## DESCRIPTION OF THE TASK
Copy out all lines where "briankrebs" appears.

+++

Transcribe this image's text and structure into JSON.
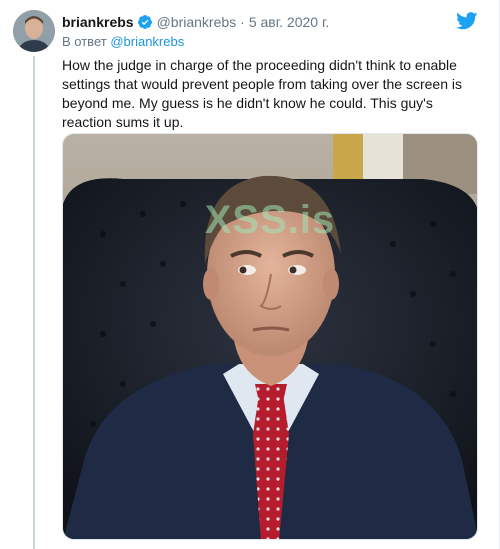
{
  "tweet": {
    "author_name": "briankrebs",
    "author_handle": "@briankrebs",
    "separator": "·",
    "date": "5 авг. 2020 г.",
    "reply_prefix": "В ответ",
    "reply_handle": "@briankrebs",
    "text": "How the judge in charge of the proceeding didn't think to enable settings that would prevent people from taking over the screen is beyond me. My guess is he didn't know he could. This guy's reaction sums it up.",
    "media": {
      "watermark": "XSS.is"
    }
  },
  "icons": {
    "verified": "verified-badge-icon",
    "brand": "twitter-bird-icon"
  },
  "colors": {
    "brand": "#1da1f2",
    "link": "#1b95e0",
    "secondary_text": "#657786",
    "thread_line": "#ccd6dd"
  }
}
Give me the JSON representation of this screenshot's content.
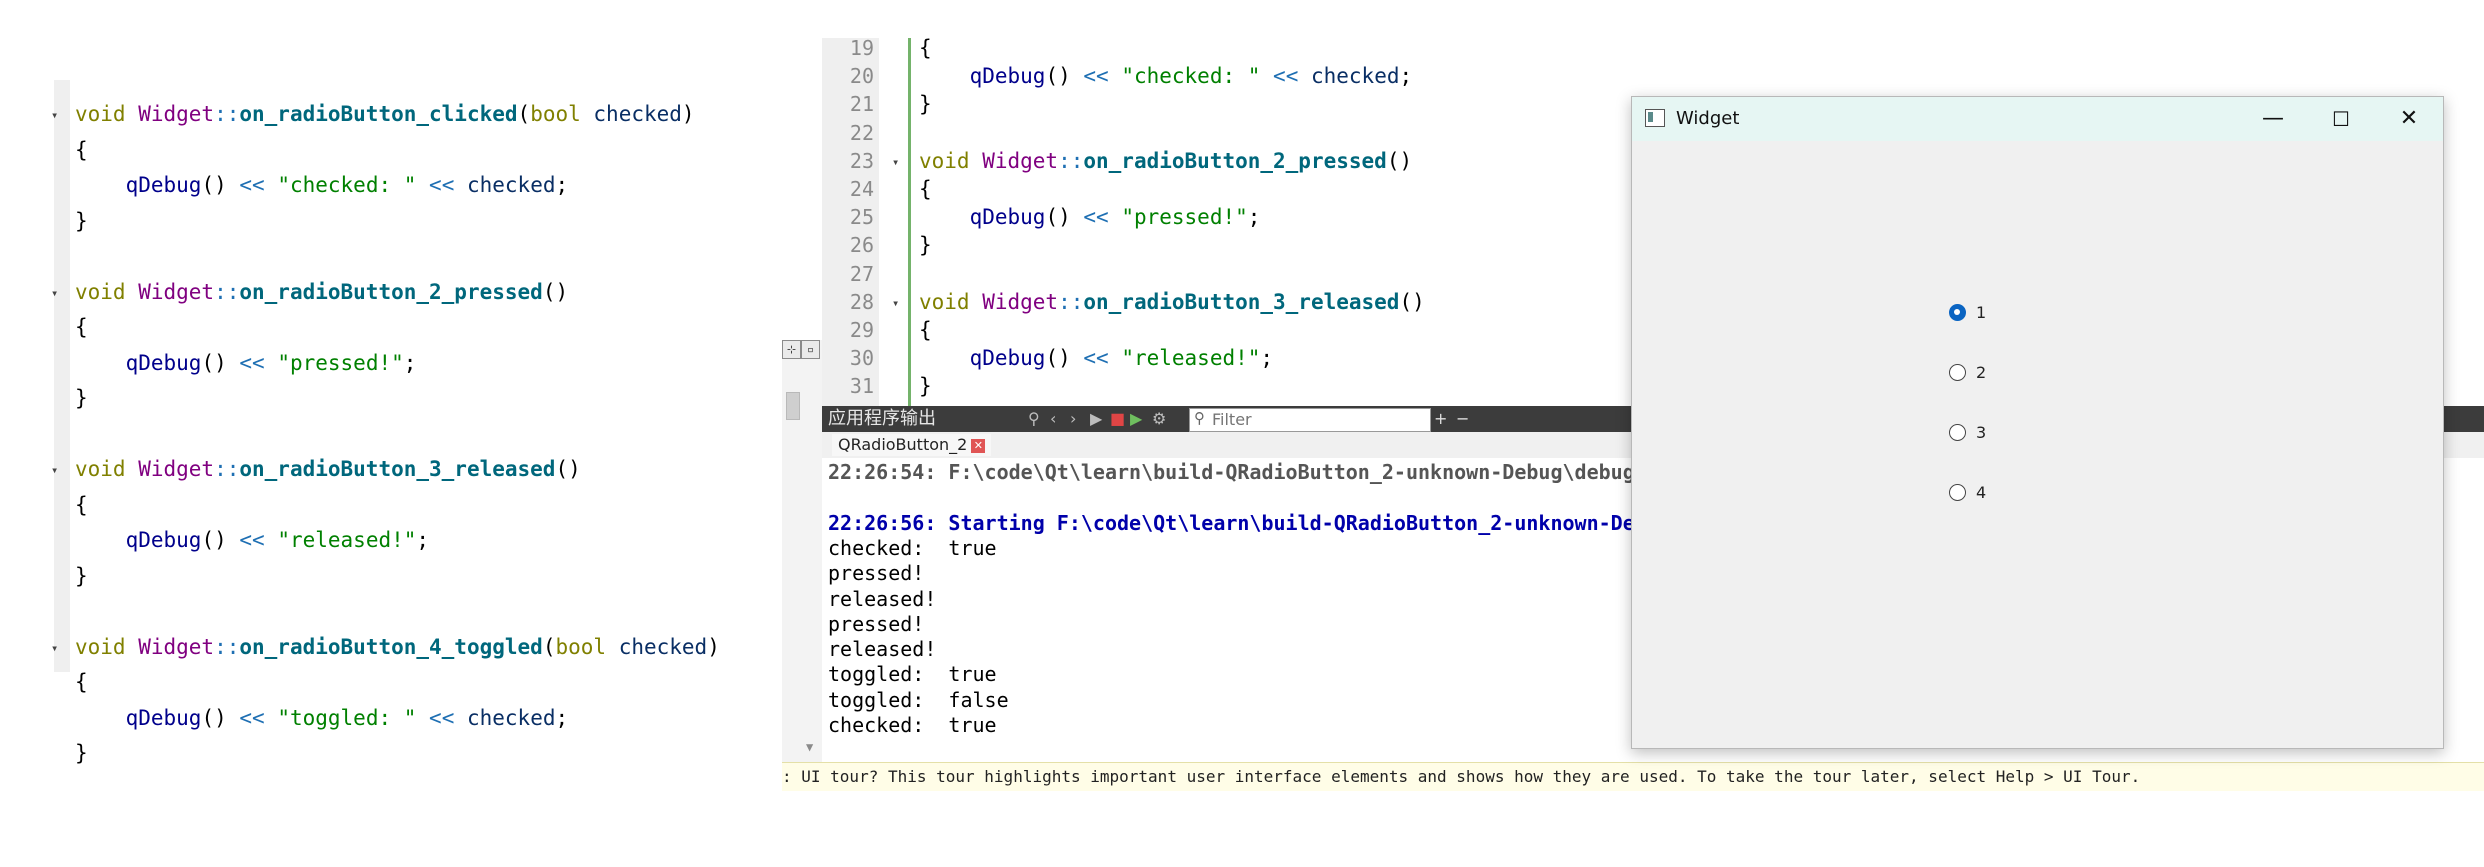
{
  "left_snippet": {
    "lines": [
      {
        "fold": true,
        "parts": [
          [
            "kw",
            "void "
          ],
          [
            "cls",
            "Widget"
          ],
          [
            "op",
            "::"
          ],
          [
            "fn",
            "on_radioButton_clicked"
          ],
          [
            "",
            "("
          ],
          [
            "kw",
            "bool "
          ],
          [
            "pm",
            "checked"
          ],
          [
            "",
            ")"
          ]
        ]
      },
      {
        "fold": false,
        "parts": [
          [
            "",
            "{"
          ]
        ]
      },
      {
        "fold": false,
        "parts": [
          [
            "",
            "    "
          ],
          [
            "call",
            "qDebug"
          ],
          [
            "",
            "() "
          ],
          [
            "op",
            "<<"
          ],
          [
            "str",
            " \"checked: \" "
          ],
          [
            "op",
            "<<"
          ],
          [
            "pm",
            " checked"
          ],
          [
            "",
            ";"
          ]
        ]
      },
      {
        "fold": false,
        "parts": [
          [
            "",
            "}"
          ]
        ]
      },
      {
        "fold": false,
        "parts": []
      },
      {
        "fold": true,
        "parts": [
          [
            "kw",
            "void "
          ],
          [
            "cls",
            "Widget"
          ],
          [
            "op",
            "::"
          ],
          [
            "fn",
            "on_radioButton_2_pressed"
          ],
          [
            "",
            "()"
          ]
        ]
      },
      {
        "fold": false,
        "parts": [
          [
            "",
            "{"
          ]
        ]
      },
      {
        "fold": false,
        "parts": [
          [
            "",
            "    "
          ],
          [
            "call",
            "qDebug"
          ],
          [
            "",
            "() "
          ],
          [
            "op",
            "<<"
          ],
          [
            "str",
            " \"pressed!\""
          ],
          [
            "",
            ";"
          ]
        ]
      },
      {
        "fold": false,
        "parts": [
          [
            "",
            "}"
          ]
        ]
      },
      {
        "fold": false,
        "parts": []
      },
      {
        "fold": true,
        "parts": [
          [
            "kw",
            "void "
          ],
          [
            "cls",
            "Widget"
          ],
          [
            "op",
            "::"
          ],
          [
            "fn",
            "on_radioButton_3_released"
          ],
          [
            "",
            "()"
          ]
        ]
      },
      {
        "fold": false,
        "parts": [
          [
            "",
            "{"
          ]
        ]
      },
      {
        "fold": false,
        "parts": [
          [
            "",
            "    "
          ],
          [
            "call",
            "qDebug"
          ],
          [
            "",
            "() "
          ],
          [
            "op",
            "<<"
          ],
          [
            "str",
            " \"released!\""
          ],
          [
            "",
            ";"
          ]
        ]
      },
      {
        "fold": false,
        "parts": [
          [
            "",
            "}"
          ]
        ]
      },
      {
        "fold": false,
        "parts": []
      },
      {
        "fold": true,
        "parts": [
          [
            "kw",
            "void "
          ],
          [
            "cls",
            "Widget"
          ],
          [
            "op",
            "::"
          ],
          [
            "fn",
            "on_radioButton_4_toggled"
          ],
          [
            "",
            "("
          ],
          [
            "kw",
            "bool "
          ],
          [
            "pm",
            "checked"
          ],
          [
            "",
            ")"
          ]
        ]
      },
      {
        "fold": false,
        "parts": [
          [
            "",
            "{"
          ]
        ]
      },
      {
        "fold": false,
        "parts": [
          [
            "",
            "    "
          ],
          [
            "call",
            "qDebug"
          ],
          [
            "",
            "() "
          ],
          [
            "op",
            "<<"
          ],
          [
            "str",
            " \"toggled: \" "
          ],
          [
            "op",
            "<<"
          ],
          [
            "pm",
            " checked"
          ],
          [
            "",
            ";"
          ]
        ]
      },
      {
        "fold": false,
        "parts": [
          [
            "",
            "}"
          ]
        ]
      }
    ]
  },
  "editor": {
    "lines": [
      {
        "num": "19",
        "fold": false,
        "parts": [
          [
            "",
            "{"
          ]
        ]
      },
      {
        "num": "20",
        "fold": false,
        "parts": [
          [
            "",
            "    "
          ],
          [
            "call",
            "qDebug"
          ],
          [
            "",
            "() "
          ],
          [
            "op",
            "<<"
          ],
          [
            "str",
            " \"checked: \" "
          ],
          [
            "op",
            "<<"
          ],
          [
            "pm",
            " checked"
          ],
          [
            "",
            ";"
          ]
        ]
      },
      {
        "num": "21",
        "fold": false,
        "parts": [
          [
            "",
            "}"
          ]
        ]
      },
      {
        "num": "22",
        "fold": false,
        "parts": []
      },
      {
        "num": "23",
        "fold": true,
        "parts": [
          [
            "kw",
            "void "
          ],
          [
            "cls",
            "Widget"
          ],
          [
            "op",
            "::"
          ],
          [
            "fn",
            "on_radioButton_2_pressed"
          ],
          [
            "",
            "()"
          ]
        ]
      },
      {
        "num": "24",
        "fold": false,
        "parts": [
          [
            "",
            "{"
          ]
        ]
      },
      {
        "num": "25",
        "fold": false,
        "parts": [
          [
            "",
            "    "
          ],
          [
            "call",
            "qDebug"
          ],
          [
            "",
            "() "
          ],
          [
            "op",
            "<<"
          ],
          [
            "str",
            " \"pressed!\""
          ],
          [
            "",
            ";"
          ]
        ]
      },
      {
        "num": "26",
        "fold": false,
        "parts": [
          [
            "",
            "}"
          ]
        ]
      },
      {
        "num": "27",
        "fold": false,
        "parts": []
      },
      {
        "num": "28",
        "fold": true,
        "parts": [
          [
            "kw",
            "void "
          ],
          [
            "cls",
            "Widget"
          ],
          [
            "op",
            "::"
          ],
          [
            "fn",
            "on_radioButton_3_released"
          ],
          [
            "",
            "()"
          ]
        ]
      },
      {
        "num": "29",
        "fold": false,
        "parts": [
          [
            "",
            "{"
          ]
        ]
      },
      {
        "num": "30",
        "fold": false,
        "parts": [
          [
            "",
            "    "
          ],
          [
            "call",
            "qDebug"
          ],
          [
            "",
            "() "
          ],
          [
            "op",
            "<<"
          ],
          [
            "str",
            " \"released!\""
          ],
          [
            "",
            ";"
          ]
        ]
      },
      {
        "num": "31",
        "fold": false,
        "parts": [
          [
            "",
            "}"
          ]
        ]
      }
    ]
  },
  "output_pane": {
    "title": "应用程序输出",
    "filter_placeholder": "Filter",
    "tab_label": "QRadioButton_2",
    "lines": [
      {
        "style": "gray",
        "text": "22:26:54: F:\\code\\Qt\\learn\\build-QRadioButton_2-unknown-Debug\\debug"
      },
      {
        "style": "",
        "text": ""
      },
      {
        "style": "blue",
        "text": "22:26:56: Starting F:\\code\\Qt\\learn\\build-QRadioButton_2-unknown-De"
      },
      {
        "style": "",
        "text": "checked:  true"
      },
      {
        "style": "",
        "text": "pressed!"
      },
      {
        "style": "",
        "text": "released!"
      },
      {
        "style": "",
        "text": "pressed!"
      },
      {
        "style": "",
        "text": "released!"
      },
      {
        "style": "",
        "text": "toggled:  true"
      },
      {
        "style": "",
        "text": "toggled:  false"
      },
      {
        "style": "",
        "text": "checked:  true"
      }
    ]
  },
  "status_tip": ": UI tour? This tour highlights important user interface elements and shows how they are used. To take the tour later, select Help > UI Tour.",
  "widget_window": {
    "title": "Widget",
    "radios": [
      {
        "label": "1",
        "checked": true
      },
      {
        "label": "2",
        "checked": false
      },
      {
        "label": "3",
        "checked": false
      },
      {
        "label": "4",
        "checked": false
      }
    ]
  }
}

+++

## EXERCISE OUTPUT
    "author_name": "briankrebs",
    "author_handle": "@briankrebs",
    "reply_handle": "@briankrebs",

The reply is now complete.